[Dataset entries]
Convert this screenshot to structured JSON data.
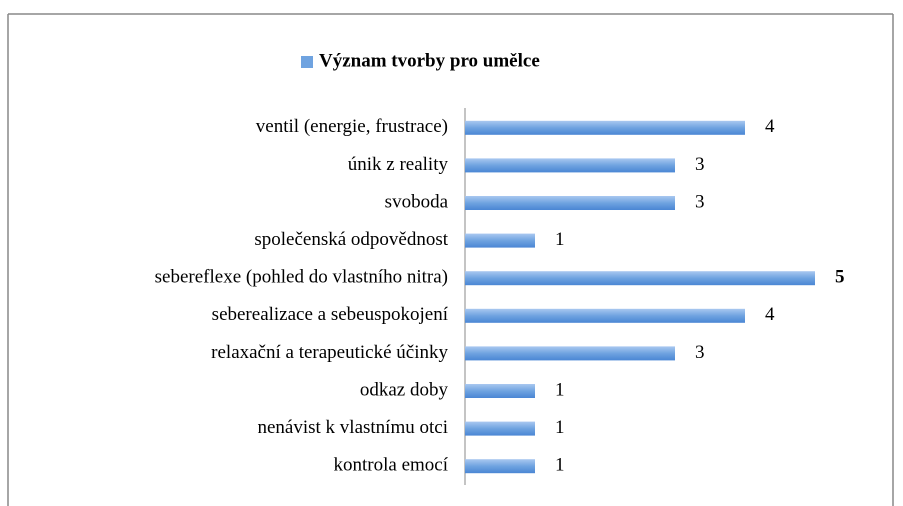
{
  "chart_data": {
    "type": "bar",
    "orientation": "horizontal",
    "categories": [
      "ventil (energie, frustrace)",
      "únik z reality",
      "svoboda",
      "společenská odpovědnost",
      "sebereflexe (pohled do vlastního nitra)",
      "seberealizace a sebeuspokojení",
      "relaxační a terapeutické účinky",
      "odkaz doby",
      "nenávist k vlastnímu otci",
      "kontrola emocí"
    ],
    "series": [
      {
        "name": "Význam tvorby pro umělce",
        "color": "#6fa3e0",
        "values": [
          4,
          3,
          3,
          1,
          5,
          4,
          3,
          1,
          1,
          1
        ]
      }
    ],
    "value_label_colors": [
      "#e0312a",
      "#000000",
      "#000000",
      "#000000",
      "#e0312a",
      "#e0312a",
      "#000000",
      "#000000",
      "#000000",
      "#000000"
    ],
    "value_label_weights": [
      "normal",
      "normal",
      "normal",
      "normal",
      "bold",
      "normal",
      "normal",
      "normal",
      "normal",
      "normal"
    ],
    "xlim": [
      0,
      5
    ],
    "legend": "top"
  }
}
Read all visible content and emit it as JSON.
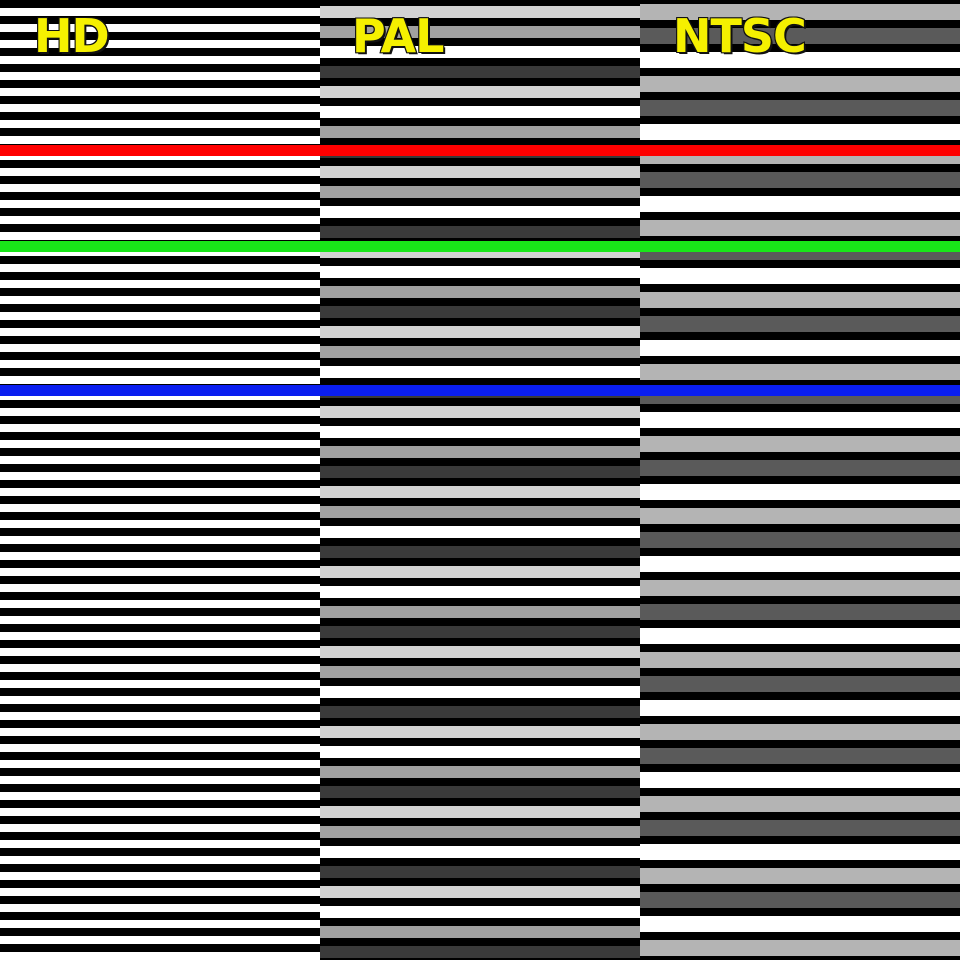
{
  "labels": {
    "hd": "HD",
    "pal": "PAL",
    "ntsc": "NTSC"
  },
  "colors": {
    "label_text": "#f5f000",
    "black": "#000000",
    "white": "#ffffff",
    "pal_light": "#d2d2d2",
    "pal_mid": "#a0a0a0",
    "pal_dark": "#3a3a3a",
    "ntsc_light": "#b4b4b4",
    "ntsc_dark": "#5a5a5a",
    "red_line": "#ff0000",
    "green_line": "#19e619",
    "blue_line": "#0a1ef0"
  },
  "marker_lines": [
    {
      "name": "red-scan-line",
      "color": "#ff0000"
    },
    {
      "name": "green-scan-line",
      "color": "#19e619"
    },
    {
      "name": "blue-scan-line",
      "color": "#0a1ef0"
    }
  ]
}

WHAT YOU HAVE TO DO: Locate the word "name" in the records above, and return each line that has it.

RESPONSE TO THIS EXERCISE:
        "name": "Význam tvorby pro umělce",
      "name": "red-scan-line",
      "name": "green-scan-line",
      "name": "blue-scan-line",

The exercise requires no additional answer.